Set exercise A: Count the lines in the records that contain the string "parts", treating uppercase and lowercase as different, and give only the number.

Passage to read:
* Start *

1. Were you as startled as I was by the old Meet the Press clip of Reagan they played Sunday? He was much tougher and less genial in the mid-1960s. It wasn't just that the perception of him (by chastened Democrats, especially) changed. He changed. Even his smile was harder back then.

2. In the late 1970s-early1980s, when the liberal enterprise had become a comic-book version of interest-group politics, I went back and read for the first time Reagan's famous speech on behalf of Barry Goldwater in 1964--the speech that put Reagan on the map. I was more of a loyal Democrat then than I am now, but I remember that there wasn't a single sentence of Reagan's rabble-rousing right-wing address that I really disagreed with. In part that's because Reagan was right about the liberalism of the '70s. In part it's because he had an FDR-like way of avoiding words or examples that would trigger a gag-reflex in his opponents.

3. Reagan tends to get too little credit for welfare reform. a) In California his "workfare" program, while not as extensive as it was cracked up to be, embodied a clear attempt to substitute work (in the public sector if necessary) for no-strings cash assistance. Reagan brought to Washington a group of well-informed aides determined to extend that idea; b) In his first term, he insisted on allowing the state experiments that started the reform ball rolling; c) Even before he took office, Reagan had already laid much of the modern rhetorical basis for later changes in the system. When Richard Nixon proposed a guaranteed income--in effect extending the idea of welfare-without-work to everyone, not just single parents--Reagan opposed it as a "super-dole." Reagan's anti-welfare speeches didn't just rail against welfare mothers who drove Cadillacs. (That's the liberal version of Reagan's anti-welfare speeches). He also attacked more concrete welfare state reductio-ad-absurdums like Taino Towers--a housing project that attempted, on the island of Manhattan, to enable able-bodied people who didn't work to live as well as the rich (in high-ceiling luxury buildings complete with "an indoor swimming pool, a theatre, a greenhouse, rooftop play areas and an underground garage with 24-hour parking attendants," according to contemporary Economist account). The welfare Cadillac business may have been a myth, but Taino Towers was something you could see every day from the Triboro Bridge. If you were a low-wage, taxpaying breadwinner heading to your job from a cramped, unsubsidized flat in Queens, it might understandably tick you off.

* End *

Set exercise B: Reproduce the passage on Reagan from "1. Were you" up to and including "harder back then.".

Supplied records:

* Start *

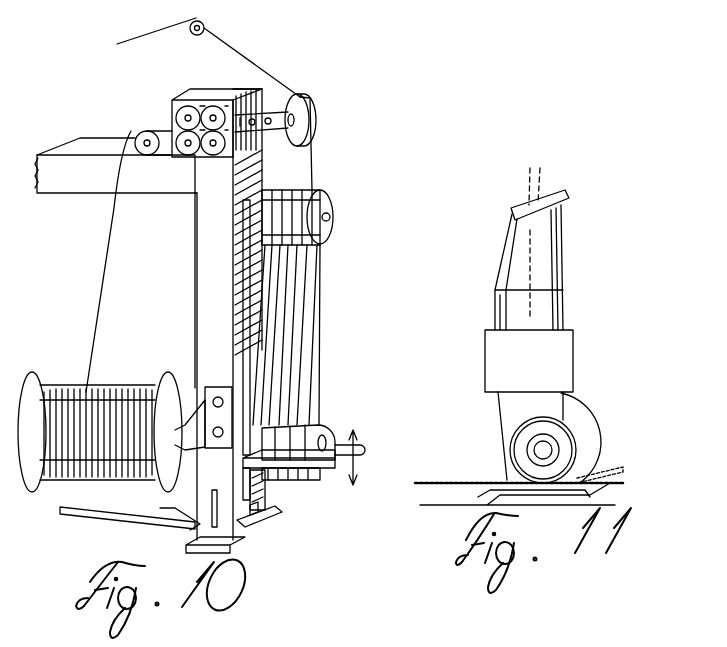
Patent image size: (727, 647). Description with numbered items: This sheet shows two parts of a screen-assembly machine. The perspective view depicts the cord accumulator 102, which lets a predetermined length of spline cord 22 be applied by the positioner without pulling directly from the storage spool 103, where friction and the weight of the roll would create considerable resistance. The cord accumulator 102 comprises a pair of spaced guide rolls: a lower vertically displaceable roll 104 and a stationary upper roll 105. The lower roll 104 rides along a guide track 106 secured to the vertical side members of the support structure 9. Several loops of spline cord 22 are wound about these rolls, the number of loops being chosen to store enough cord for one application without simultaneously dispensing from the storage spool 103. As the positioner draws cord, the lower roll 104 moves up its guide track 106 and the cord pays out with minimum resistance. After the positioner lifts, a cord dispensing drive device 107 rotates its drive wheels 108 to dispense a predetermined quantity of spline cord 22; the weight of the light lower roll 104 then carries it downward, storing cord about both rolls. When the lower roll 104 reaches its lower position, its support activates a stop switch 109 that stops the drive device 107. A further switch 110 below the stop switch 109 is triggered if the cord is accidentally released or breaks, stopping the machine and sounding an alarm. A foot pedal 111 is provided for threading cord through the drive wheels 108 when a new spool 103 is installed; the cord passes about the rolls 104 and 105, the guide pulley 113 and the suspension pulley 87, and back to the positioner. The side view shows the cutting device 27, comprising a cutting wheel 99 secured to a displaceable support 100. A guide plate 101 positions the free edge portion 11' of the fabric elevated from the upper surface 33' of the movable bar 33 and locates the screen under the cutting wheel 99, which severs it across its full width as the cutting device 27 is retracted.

* End *
* Start *

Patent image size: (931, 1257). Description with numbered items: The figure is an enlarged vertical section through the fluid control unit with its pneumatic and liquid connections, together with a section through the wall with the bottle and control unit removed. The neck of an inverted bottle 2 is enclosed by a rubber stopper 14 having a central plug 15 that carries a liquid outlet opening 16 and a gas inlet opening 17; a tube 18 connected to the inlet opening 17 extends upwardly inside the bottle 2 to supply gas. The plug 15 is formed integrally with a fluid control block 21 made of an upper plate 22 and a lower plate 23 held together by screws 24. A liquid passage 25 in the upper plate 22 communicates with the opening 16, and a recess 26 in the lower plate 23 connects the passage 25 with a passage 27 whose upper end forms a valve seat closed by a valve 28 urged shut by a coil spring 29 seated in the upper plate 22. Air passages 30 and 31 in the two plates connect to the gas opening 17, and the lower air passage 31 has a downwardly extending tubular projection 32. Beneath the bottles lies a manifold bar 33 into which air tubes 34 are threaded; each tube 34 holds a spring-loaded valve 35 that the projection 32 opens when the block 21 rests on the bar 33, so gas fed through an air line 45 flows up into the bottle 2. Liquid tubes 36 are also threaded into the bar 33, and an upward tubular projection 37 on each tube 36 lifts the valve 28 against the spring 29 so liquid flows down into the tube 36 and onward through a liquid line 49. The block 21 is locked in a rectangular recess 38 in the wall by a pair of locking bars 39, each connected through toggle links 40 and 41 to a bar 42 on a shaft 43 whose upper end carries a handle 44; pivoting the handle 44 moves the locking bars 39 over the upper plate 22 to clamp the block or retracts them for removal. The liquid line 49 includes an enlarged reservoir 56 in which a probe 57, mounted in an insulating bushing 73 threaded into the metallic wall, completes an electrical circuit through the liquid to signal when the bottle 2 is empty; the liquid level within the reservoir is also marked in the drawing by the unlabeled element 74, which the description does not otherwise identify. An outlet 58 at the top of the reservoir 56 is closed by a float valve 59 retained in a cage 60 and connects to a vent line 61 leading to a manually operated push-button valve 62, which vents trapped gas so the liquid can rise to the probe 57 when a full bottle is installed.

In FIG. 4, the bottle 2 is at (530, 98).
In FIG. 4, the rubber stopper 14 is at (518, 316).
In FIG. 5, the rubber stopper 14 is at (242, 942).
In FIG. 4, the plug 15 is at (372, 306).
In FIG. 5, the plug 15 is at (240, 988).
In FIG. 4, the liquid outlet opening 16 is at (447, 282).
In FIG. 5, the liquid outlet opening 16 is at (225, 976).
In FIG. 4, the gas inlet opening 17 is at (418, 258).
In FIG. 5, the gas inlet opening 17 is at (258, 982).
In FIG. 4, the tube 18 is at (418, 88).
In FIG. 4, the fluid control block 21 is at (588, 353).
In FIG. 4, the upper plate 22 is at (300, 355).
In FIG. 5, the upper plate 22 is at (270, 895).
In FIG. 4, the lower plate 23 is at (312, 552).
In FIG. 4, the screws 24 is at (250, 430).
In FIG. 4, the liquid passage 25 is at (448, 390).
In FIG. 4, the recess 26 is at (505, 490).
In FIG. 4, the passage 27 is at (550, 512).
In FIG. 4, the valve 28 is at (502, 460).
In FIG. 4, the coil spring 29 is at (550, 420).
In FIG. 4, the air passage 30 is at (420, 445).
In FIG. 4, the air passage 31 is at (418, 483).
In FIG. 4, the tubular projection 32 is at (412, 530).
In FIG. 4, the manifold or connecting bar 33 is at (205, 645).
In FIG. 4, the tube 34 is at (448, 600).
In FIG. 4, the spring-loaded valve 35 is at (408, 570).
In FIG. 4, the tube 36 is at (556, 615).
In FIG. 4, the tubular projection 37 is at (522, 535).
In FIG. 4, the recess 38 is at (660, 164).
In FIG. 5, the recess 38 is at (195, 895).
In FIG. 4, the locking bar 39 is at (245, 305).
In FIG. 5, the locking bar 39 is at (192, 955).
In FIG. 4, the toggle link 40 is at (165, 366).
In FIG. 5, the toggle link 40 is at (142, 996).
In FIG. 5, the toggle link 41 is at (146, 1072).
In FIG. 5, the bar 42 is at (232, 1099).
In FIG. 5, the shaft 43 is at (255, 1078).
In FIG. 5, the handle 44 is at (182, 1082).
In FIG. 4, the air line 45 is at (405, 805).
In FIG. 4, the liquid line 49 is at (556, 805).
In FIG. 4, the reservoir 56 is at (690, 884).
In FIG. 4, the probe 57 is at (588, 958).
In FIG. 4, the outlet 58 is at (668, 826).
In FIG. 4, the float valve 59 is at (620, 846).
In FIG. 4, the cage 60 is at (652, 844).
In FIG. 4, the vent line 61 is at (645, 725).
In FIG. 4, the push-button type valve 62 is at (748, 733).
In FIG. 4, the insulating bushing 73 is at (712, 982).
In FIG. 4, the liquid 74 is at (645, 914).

* End *

Worked answer A: 1

Worked answer B:
1. Were you as startled as I was by the old Meet the Press clip of Reagan they played Sunday? He was much tougher and less genial in the mid-1960s. It wasn't just that the perception of him (by chastened Democrats, especially) changed. He changed. Even his smile was harder back then.